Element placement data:
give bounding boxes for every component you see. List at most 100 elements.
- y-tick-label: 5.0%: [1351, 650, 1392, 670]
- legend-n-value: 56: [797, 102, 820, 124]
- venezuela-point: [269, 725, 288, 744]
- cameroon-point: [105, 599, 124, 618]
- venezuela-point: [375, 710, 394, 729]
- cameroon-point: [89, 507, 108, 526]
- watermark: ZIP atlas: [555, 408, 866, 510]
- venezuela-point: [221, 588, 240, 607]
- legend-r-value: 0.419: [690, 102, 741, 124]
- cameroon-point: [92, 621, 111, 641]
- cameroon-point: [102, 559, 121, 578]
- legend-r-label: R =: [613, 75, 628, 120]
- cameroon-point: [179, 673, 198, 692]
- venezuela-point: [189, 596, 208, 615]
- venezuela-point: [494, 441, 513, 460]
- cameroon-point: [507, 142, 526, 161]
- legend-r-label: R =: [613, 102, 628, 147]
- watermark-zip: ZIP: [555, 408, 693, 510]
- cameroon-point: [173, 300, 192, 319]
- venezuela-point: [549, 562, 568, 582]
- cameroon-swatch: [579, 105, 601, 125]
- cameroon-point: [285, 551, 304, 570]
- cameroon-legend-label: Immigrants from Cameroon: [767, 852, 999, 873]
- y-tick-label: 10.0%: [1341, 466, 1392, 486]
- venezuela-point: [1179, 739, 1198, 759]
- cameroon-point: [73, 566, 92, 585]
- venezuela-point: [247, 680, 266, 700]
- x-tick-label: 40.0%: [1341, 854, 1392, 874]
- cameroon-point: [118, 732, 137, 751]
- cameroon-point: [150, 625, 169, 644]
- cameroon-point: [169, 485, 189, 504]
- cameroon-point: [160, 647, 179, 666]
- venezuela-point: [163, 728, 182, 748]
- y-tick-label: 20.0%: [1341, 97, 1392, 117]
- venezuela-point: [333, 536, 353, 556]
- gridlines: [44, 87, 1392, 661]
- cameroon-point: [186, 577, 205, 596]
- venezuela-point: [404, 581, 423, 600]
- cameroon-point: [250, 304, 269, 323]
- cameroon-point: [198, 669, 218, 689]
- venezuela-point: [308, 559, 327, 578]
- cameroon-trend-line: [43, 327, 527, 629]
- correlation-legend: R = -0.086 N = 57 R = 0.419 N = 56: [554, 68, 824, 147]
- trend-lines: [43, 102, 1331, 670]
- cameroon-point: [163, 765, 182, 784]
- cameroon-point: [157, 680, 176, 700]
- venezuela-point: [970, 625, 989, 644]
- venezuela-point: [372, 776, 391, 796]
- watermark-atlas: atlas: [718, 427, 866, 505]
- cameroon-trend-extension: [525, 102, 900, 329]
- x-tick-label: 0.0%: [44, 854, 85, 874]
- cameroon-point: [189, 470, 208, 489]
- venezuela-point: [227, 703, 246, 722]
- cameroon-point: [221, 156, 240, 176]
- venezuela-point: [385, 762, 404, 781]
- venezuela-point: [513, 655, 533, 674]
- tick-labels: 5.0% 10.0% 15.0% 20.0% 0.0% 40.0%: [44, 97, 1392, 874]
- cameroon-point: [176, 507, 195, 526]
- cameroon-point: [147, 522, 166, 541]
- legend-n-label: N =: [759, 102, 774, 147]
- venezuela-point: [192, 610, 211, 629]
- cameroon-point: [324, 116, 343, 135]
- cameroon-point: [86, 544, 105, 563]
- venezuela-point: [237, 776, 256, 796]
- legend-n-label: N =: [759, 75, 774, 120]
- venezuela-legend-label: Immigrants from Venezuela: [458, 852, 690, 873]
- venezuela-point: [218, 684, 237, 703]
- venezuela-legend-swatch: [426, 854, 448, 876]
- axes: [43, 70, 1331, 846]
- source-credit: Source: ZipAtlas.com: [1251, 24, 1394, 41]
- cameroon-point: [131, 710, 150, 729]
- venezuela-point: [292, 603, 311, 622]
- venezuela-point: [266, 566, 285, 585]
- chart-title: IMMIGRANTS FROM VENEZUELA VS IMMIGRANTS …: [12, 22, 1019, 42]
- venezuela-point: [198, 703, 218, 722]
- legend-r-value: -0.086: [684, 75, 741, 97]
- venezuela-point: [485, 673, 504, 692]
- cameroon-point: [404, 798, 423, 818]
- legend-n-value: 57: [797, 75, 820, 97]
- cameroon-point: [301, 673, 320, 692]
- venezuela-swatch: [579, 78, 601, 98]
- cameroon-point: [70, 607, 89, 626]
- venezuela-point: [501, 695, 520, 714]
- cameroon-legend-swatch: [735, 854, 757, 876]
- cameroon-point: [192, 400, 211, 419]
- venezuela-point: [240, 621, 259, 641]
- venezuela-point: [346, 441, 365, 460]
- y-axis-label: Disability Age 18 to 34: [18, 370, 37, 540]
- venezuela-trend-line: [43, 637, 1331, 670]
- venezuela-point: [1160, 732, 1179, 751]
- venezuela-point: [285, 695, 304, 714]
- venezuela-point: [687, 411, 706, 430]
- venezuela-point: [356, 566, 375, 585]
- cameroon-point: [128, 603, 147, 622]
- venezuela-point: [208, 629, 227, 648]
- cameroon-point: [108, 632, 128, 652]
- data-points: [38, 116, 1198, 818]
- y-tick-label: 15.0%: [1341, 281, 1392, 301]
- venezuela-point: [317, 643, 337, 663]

* Task prompt
Write out all of the rows again, substituting "venezuela-marker" for each occurrence of "venezuela-point". Keep everything else unchanged.

* Exercise output
give bounding boxes for every component you see. List at most 100 elements.
- y-tick-label: 5.0%: [1351, 650, 1392, 670]
- legend-n-value: 56: [797, 102, 820, 124]
- venezuela-marker: [269, 725, 288, 744]
- cameroon-point: [105, 599, 124, 618]
- venezuela-marker: [375, 710, 394, 729]
- cameroon-point: [89, 507, 108, 526]
- watermark: ZIP atlas: [555, 408, 866, 510]
- venezuela-marker: [221, 588, 240, 607]
- legend-r-value: 0.419: [690, 102, 741, 124]
- cameroon-point: [92, 621, 111, 641]
- cameroon-point: [102, 559, 121, 578]
- legend-r-label: R =: [613, 75, 628, 120]
- cameroon-point: [179, 673, 198, 692]
- venezuela-marker: [189, 596, 208, 615]
- venezuela-marker: [494, 441, 513, 460]
- cameroon-point: [507, 142, 526, 161]
- legend-r-label: R =: [613, 102, 628, 147]
- watermark-zip: ZIP: [555, 408, 693, 510]
- cameroon-point: [173, 300, 192, 319]
- venezuela-marker: [549, 562, 568, 582]
- cameroon-swatch: [579, 105, 601, 125]
- cameroon-point: [285, 551, 304, 570]
- cameroon-legend-label: Immigrants from Cameroon: [767, 852, 999, 873]
- y-tick-label: 10.0%: [1341, 466, 1392, 486]
- venezuela-marker: [1179, 739, 1198, 759]
- cameroon-point: [73, 566, 92, 585]
- venezuela-marker: [247, 680, 266, 700]
- x-tick-label: 40.0%: [1341, 854, 1392, 874]
- cameroon-point: [118, 732, 137, 751]
- cameroon-point: [150, 625, 169, 644]
- cameroon-point: [169, 485, 189, 504]
- cameroon-point: [160, 647, 179, 666]
- venezuela-marker: [163, 728, 182, 748]
- y-tick-label: 20.0%: [1341, 97, 1392, 117]
- venezuela-marker: [333, 536, 353, 556]
- gridlines: [44, 87, 1392, 661]
- cameroon-point: [186, 577, 205, 596]
- venezuela-marker: [404, 581, 423, 600]
- cameroon-point: [250, 304, 269, 323]
- cameroon-point: [198, 669, 218, 689]
- venezuela-marker: [308, 559, 327, 578]
- cameroon-trend-line: [43, 327, 527, 629]
- correlation-legend: R = -0.086 N = 57 R = 0.419 N = 56: [554, 68, 824, 147]
- trend-lines: [43, 102, 1331, 670]
- cameroon-point: [163, 765, 182, 784]
- cameroon-point: [157, 680, 176, 700]
- venezuela-marker: [970, 625, 989, 644]
- venezuela-marker: [372, 776, 391, 796]
- watermark-atlas: atlas: [718, 427, 866, 505]
- cameroon-trend-extension: [525, 102, 900, 329]
- x-tick-label: 0.0%: [44, 854, 85, 874]
- cameroon-point: [189, 470, 208, 489]
- venezuela-marker: [227, 703, 246, 722]
- cameroon-point: [221, 156, 240, 176]
- venezuela-marker: [385, 762, 404, 781]
- venezuela-marker: [513, 655, 533, 674]
- tick-labels: 5.0% 10.0% 15.0% 20.0% 0.0% 40.0%: [44, 97, 1392, 874]
- cameroon-point: [176, 507, 195, 526]
- cameroon-point: [147, 522, 166, 541]
- legend-n-label: N =: [759, 102, 774, 147]
- venezuela-marker: [192, 610, 211, 629]
- cameroon-point: [324, 116, 343, 135]
- cameroon-point: [86, 544, 105, 563]
- venezuela-marker: [237, 776, 256, 796]
- legend-n-label: N =: [759, 75, 774, 120]
- venezuela-legend-label: Immigrants from Venezuela: [458, 852, 690, 873]
- venezuela-marker: [218, 684, 237, 703]
- venezuela-legend-swatch: [426, 854, 448, 876]
- axes: [43, 70, 1331, 846]
- source-credit: Source: ZipAtlas.com: [1251, 24, 1394, 41]
- cameroon-point: [131, 710, 150, 729]
- venezuela-marker: [292, 603, 311, 622]
- venezuela-marker: [266, 566, 285, 585]
- chart-title: IMMIGRANTS FROM VENEZUELA VS IMMIGRANTS …: [12, 22, 1019, 42]
- venezuela-marker: [198, 703, 218, 722]
- legend-r-value: -0.086: [684, 75, 741, 97]
- venezuela-marker: [485, 673, 504, 692]
- cameroon-point: [404, 798, 423, 818]
- legend-n-value: 57: [797, 75, 820, 97]
- cameroon-point: [301, 673, 320, 692]
- venezuela-swatch: [579, 78, 601, 98]
- cameroon-point: [70, 607, 89, 626]
- venezuela-marker: [501, 695, 520, 714]
- cameroon-legend-swatch: [735, 854, 757, 876]
- cameroon-point: [192, 400, 211, 419]
- venezuela-marker: [240, 621, 259, 641]
- venezuela-marker: [346, 441, 365, 460]
- y-axis-label: Disability Age 18 to 34: [18, 370, 37, 540]
- venezuela-trend-line: [43, 637, 1331, 670]
- venezuela-marker: [1160, 732, 1179, 751]
- venezuela-marker: [285, 695, 304, 714]
- venezuela-marker: [687, 411, 706, 430]
- venezuela-marker: [356, 566, 375, 585]
- cameroon-point: [128, 603, 147, 622]
- venezuela-marker: [208, 629, 227, 648]
- cameroon-point: [108, 632, 128, 652]
- data-points: [38, 116, 1198, 818]
- y-tick-label: 15.0%: [1341, 281, 1392, 301]
- venezuela-marker: [317, 643, 337, 663]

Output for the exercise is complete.